# Work required:
Please state how many lines in the records contain the string "рекреационной", with no words besides the number.

# Data for the task:
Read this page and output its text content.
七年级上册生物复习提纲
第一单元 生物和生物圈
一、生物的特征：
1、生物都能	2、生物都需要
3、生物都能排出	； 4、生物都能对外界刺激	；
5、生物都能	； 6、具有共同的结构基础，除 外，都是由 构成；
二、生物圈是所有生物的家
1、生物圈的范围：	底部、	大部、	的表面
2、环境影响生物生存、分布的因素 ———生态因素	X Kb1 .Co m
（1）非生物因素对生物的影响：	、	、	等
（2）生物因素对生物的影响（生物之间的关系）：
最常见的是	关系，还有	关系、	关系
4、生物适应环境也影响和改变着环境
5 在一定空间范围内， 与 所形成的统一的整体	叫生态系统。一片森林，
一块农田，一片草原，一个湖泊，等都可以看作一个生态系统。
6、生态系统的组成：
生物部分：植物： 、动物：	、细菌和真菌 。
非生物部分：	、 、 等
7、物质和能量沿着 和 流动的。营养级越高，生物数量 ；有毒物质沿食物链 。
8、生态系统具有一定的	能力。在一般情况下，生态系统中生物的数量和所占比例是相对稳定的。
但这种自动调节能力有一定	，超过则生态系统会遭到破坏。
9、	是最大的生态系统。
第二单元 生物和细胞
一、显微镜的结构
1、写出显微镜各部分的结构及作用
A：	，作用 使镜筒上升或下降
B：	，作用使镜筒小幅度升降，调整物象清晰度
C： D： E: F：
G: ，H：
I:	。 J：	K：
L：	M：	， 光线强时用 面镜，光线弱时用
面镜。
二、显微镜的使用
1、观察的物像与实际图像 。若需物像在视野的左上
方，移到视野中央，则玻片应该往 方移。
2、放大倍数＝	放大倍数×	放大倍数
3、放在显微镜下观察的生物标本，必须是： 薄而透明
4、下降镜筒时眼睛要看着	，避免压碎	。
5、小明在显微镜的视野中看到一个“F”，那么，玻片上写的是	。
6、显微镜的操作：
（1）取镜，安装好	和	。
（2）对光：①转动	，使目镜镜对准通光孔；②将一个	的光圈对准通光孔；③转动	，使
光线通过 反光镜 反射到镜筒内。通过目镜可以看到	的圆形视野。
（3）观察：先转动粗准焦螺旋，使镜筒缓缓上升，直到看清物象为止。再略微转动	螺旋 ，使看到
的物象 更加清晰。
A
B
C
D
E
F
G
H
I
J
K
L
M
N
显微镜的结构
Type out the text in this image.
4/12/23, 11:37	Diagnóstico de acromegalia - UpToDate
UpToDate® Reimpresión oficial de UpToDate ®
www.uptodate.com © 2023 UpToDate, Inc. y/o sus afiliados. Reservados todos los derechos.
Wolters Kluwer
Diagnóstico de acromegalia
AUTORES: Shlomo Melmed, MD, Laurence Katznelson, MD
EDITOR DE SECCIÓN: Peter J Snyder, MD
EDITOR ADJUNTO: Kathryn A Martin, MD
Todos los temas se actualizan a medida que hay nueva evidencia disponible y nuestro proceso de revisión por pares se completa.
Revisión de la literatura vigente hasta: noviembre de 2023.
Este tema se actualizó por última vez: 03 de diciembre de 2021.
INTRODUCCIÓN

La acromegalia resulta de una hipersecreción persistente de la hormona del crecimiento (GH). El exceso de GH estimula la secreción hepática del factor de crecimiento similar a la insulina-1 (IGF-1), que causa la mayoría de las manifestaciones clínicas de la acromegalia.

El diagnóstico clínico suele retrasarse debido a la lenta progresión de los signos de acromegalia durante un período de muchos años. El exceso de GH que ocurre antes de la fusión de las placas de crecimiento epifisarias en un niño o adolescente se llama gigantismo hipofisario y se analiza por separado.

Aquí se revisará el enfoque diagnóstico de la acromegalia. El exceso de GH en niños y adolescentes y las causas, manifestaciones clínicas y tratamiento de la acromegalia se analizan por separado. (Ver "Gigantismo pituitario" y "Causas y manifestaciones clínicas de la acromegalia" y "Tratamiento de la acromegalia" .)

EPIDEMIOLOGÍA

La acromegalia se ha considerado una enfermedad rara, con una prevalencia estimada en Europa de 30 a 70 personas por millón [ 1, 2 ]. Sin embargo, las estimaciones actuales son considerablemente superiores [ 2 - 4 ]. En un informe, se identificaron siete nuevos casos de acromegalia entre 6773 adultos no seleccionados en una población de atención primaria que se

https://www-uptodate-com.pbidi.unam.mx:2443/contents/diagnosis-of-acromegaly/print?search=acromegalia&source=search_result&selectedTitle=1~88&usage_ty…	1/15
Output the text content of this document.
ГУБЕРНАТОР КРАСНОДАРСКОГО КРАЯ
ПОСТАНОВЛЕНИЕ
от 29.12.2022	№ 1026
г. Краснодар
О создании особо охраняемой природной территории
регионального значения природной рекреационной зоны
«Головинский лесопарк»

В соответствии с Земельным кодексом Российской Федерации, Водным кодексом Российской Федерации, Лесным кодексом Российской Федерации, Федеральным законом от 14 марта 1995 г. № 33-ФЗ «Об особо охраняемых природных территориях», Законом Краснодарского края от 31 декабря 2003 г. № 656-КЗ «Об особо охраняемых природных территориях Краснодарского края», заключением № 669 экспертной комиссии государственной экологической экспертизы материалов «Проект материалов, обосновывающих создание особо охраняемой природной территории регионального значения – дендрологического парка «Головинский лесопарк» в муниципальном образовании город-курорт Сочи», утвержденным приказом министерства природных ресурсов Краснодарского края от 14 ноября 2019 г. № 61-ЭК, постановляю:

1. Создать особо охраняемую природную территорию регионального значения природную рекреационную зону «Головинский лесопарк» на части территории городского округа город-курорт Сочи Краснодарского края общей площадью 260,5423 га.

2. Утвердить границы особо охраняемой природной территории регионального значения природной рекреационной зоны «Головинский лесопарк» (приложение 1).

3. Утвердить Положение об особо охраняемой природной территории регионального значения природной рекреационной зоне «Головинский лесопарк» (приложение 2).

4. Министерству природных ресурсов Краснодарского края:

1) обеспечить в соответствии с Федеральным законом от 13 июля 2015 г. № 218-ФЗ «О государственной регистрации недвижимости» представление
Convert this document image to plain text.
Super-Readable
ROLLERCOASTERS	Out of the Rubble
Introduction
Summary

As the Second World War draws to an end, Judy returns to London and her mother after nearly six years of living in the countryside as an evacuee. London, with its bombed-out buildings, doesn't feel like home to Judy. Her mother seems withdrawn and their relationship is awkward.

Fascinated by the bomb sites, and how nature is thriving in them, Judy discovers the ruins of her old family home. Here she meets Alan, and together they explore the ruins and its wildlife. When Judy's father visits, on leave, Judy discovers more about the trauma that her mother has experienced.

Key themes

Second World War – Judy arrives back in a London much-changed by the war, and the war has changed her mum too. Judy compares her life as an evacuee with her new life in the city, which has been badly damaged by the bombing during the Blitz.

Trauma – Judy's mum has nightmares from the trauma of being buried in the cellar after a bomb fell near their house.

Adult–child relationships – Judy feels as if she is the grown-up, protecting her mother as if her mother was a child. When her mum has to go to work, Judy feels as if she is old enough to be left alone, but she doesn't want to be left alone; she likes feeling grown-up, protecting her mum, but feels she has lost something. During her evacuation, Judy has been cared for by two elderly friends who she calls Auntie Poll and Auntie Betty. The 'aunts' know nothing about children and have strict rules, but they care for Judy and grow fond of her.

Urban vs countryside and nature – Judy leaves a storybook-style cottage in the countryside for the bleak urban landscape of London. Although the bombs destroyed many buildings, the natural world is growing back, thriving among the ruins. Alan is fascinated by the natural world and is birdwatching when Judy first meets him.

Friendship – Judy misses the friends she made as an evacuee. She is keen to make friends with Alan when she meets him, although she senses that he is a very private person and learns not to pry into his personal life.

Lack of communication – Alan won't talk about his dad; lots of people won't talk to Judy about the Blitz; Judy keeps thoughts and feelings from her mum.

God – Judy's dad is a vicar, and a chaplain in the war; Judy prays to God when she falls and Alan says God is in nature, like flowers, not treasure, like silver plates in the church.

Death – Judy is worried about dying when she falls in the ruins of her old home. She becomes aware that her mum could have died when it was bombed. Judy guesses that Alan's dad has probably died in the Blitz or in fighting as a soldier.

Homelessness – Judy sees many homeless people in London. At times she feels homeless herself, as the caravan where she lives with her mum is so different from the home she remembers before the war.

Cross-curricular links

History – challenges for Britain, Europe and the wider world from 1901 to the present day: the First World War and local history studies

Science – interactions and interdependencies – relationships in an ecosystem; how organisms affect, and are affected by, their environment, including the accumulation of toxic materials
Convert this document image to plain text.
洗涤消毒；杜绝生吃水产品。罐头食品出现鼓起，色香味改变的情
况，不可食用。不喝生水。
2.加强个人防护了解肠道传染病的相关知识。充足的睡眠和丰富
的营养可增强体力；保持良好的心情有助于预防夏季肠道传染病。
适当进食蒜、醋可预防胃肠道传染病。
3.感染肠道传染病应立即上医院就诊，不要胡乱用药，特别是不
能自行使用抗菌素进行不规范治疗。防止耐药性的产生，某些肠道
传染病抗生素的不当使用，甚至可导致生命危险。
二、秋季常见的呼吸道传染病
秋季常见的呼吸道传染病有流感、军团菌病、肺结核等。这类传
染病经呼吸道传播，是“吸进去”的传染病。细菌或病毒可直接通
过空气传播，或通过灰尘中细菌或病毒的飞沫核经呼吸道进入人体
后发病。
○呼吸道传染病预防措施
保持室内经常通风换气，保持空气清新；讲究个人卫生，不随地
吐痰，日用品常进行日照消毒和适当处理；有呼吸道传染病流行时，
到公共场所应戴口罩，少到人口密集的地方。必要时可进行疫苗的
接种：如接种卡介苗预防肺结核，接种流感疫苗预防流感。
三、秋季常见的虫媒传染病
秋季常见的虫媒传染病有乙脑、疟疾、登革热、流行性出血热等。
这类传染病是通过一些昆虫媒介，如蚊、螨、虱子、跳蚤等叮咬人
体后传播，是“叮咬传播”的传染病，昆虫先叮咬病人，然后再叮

# Reply:
3